### TASK
Repeat each record below exactly as given.

= = = = = = =

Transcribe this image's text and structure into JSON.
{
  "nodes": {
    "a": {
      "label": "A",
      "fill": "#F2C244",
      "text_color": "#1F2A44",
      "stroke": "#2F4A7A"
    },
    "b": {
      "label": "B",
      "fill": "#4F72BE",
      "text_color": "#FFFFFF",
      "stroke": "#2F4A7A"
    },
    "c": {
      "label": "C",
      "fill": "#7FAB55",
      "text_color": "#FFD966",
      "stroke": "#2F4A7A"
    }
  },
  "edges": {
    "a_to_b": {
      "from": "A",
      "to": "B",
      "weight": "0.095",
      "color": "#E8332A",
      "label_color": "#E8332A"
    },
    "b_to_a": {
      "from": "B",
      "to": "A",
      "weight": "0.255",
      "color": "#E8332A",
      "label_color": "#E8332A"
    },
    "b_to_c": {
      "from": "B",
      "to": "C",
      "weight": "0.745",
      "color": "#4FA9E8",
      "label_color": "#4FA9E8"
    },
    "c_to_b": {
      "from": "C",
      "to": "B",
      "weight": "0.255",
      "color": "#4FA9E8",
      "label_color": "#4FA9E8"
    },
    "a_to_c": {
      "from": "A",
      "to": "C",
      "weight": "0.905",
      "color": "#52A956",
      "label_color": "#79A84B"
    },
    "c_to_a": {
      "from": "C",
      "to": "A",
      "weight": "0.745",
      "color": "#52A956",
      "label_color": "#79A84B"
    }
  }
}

= = = = = = =

### RESPONSE BELOW
Transcribe this image's text and structure into JSON.
{
  "nodes": {
    "a": {
      "label": "A",
      "fill": "#F2C244",
      "text_color": "#1F2A44",
      "stroke": "#2F4A7A"
    },
    "b": {
      "label": "B",
      "fill": "#4F72BE",
      "text_color": "#FFFFFF",
      "stroke": "#2F4A7A"
    },
    "c": {
      "label": "C",
      "fill": "#7FAB55",
      "text_color": "#FFD966",
      "stroke": "#2F4A7A"
    }
  },
  "edges": {
    "a_to_b": {
      "from": "A",
      "to": "B",
      "weight": "0.095",
      "color": "#E8332A",
      "label_color": "#E8332A"
    },
    "b_to_a": {
      "from": "B",
      "to": "A",
      "weight": "0.255",
      "color": "#E8332A",
      "label_color": "#E8332A"
    },
    "b_to_c": {
      "from": "B",
      "to": "C",
      "weight": "0.745",
      "color": "#4FA9E8",
      "label_color": "#4FA9E8"
    },
    "c_to_b": {
      "from": "C",
      "to": "B",
      "weight": "0.255",
      "color": "#4FA9E8",
      "label_color": "#4FA9E8"
    },
    "a_to_c": {
      "from": "A",
      "to": "C",
      "weight": "0.905",
      "color": "#52A956",
      "label_color": "#79A84B"
    },
    "c_to_a": {
      "from": "C",
      "to": "A",
      "weight": "0.745",
      "color": "#52A956",
      "label_color": "#79A84B"
    }
  }
}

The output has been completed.